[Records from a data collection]
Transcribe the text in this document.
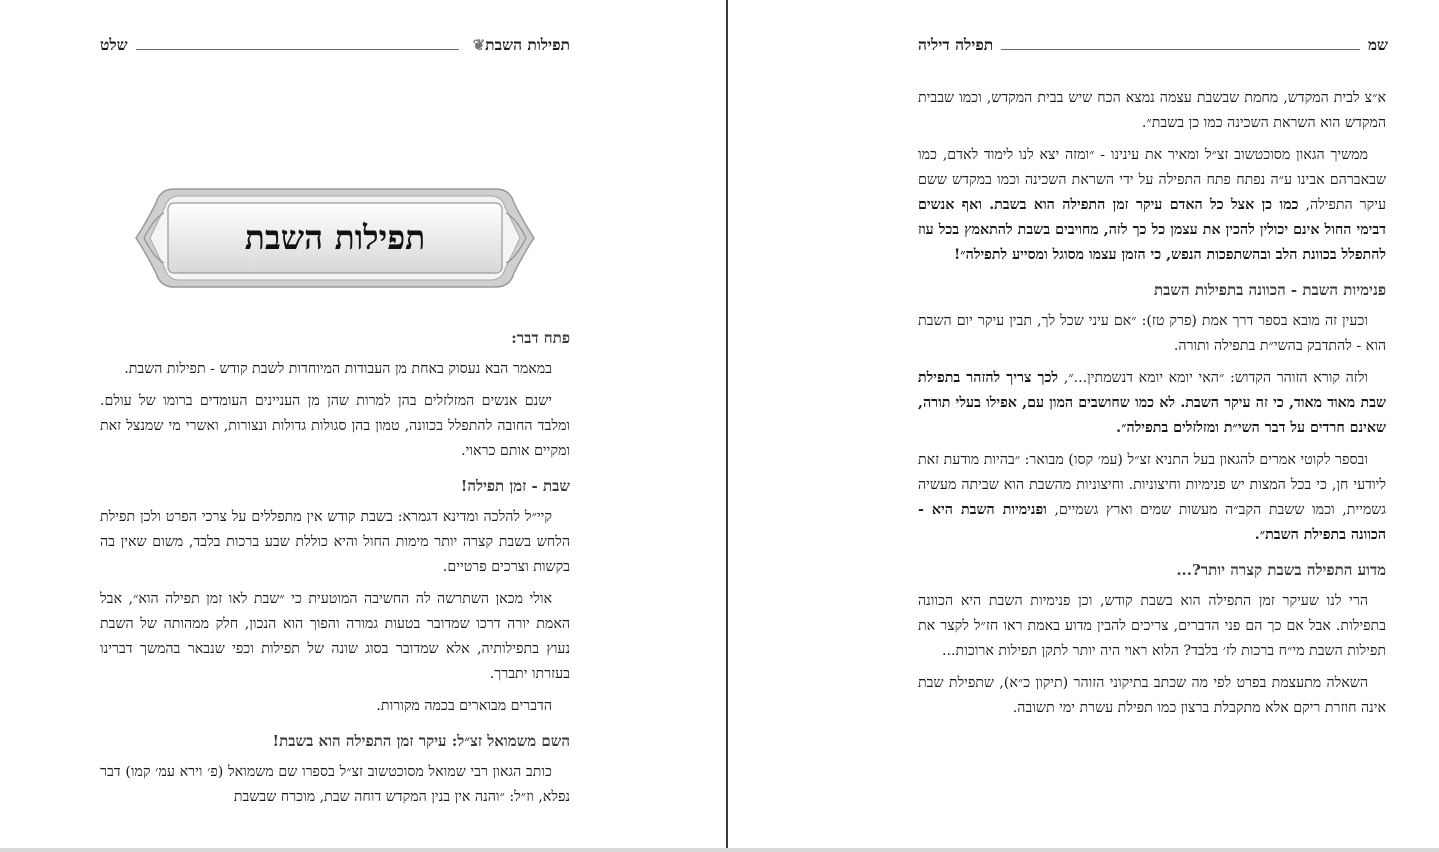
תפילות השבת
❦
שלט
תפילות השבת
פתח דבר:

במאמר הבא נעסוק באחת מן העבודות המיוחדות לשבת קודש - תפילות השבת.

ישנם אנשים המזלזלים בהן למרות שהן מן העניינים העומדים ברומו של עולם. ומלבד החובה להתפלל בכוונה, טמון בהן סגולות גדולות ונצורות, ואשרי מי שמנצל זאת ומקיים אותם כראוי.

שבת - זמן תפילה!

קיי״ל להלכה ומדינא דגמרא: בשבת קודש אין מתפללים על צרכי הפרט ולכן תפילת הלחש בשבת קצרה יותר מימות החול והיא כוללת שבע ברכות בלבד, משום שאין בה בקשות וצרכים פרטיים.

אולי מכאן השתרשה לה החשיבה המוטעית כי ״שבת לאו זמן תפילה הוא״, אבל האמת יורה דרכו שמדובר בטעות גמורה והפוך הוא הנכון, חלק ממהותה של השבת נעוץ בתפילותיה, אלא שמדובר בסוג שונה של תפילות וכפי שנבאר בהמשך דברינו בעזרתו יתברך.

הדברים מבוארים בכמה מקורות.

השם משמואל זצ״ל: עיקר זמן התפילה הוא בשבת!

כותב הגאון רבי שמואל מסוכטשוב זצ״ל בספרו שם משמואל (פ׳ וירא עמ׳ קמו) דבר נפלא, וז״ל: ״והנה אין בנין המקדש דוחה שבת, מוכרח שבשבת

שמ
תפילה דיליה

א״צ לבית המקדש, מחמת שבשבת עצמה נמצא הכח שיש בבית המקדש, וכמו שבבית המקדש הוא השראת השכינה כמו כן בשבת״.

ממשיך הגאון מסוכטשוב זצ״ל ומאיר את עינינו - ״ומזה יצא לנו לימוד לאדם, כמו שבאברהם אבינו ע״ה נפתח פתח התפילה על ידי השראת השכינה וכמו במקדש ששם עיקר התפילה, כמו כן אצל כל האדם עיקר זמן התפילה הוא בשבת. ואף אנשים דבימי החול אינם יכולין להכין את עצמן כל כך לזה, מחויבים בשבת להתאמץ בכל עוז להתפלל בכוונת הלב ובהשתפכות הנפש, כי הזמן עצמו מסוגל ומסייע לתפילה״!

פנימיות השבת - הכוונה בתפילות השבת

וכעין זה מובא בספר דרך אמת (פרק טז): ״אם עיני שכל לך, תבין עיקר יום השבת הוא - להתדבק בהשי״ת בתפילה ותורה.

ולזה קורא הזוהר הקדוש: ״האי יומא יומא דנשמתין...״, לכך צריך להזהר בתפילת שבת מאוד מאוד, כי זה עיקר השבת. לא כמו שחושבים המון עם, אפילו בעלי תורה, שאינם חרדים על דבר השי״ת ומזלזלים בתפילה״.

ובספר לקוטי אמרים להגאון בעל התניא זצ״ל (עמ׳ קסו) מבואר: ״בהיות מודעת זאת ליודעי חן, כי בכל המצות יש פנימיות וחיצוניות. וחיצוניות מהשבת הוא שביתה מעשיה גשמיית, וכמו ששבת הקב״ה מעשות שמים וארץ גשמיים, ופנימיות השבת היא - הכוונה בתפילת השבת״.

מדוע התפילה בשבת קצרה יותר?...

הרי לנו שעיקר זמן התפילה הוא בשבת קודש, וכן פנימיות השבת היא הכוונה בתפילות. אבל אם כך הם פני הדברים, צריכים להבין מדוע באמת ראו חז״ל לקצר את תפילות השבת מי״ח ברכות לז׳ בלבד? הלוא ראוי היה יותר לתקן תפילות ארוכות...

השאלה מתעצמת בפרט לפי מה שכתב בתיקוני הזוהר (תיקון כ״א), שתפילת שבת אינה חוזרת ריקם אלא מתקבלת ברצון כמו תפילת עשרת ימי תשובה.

--

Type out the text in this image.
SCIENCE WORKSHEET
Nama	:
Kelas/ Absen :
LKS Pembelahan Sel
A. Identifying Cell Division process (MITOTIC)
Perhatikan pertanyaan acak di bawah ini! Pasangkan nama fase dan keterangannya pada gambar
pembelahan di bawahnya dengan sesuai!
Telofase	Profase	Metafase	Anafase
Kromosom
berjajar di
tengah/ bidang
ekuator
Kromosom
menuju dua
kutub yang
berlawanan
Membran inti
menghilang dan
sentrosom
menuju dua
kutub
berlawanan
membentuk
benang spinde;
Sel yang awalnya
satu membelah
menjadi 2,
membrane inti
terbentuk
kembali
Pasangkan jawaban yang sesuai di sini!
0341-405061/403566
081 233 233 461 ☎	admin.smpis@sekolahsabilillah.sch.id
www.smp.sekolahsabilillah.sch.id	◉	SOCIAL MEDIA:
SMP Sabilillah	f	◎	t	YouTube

## STATED PROBLEM
Collect from the data above every line that includes "אנשים".

## THE RESPONSE
ישנם אנשים המזלזלים בהן למרות שהן מן העניינים העומדים ברומו של עולם. ומלבד החובה להתפלל בכוונה, טמון בהן סגולות גדולות ונצורות, ואשרי מי שמנצל זאת ומקיים אותם כראוי.
ממשיך הגאון מסוכטשוב זצ״ל ומאיר את עינינו - ״ומזה יצא לנו לימוד לאדם, כמו שבאברהם אבינו ע״ה נפתח פתח התפילה על ידי השראת השכינה וכמו במקדש ששם עיקר התפילה, כמו כן אצל כל האדם עיקר זמן התפילה הוא בשבת. ואף אנשים דבימי החול אינם יכולין להכין את עצמן כל כך לזה, מחויבים בשבת להתאמץ בכל עוז להתפלל בכוונת הלב ובהשתפכות הנפש, כי הזמן עצמו מסוגל ומסייע לתפילה״!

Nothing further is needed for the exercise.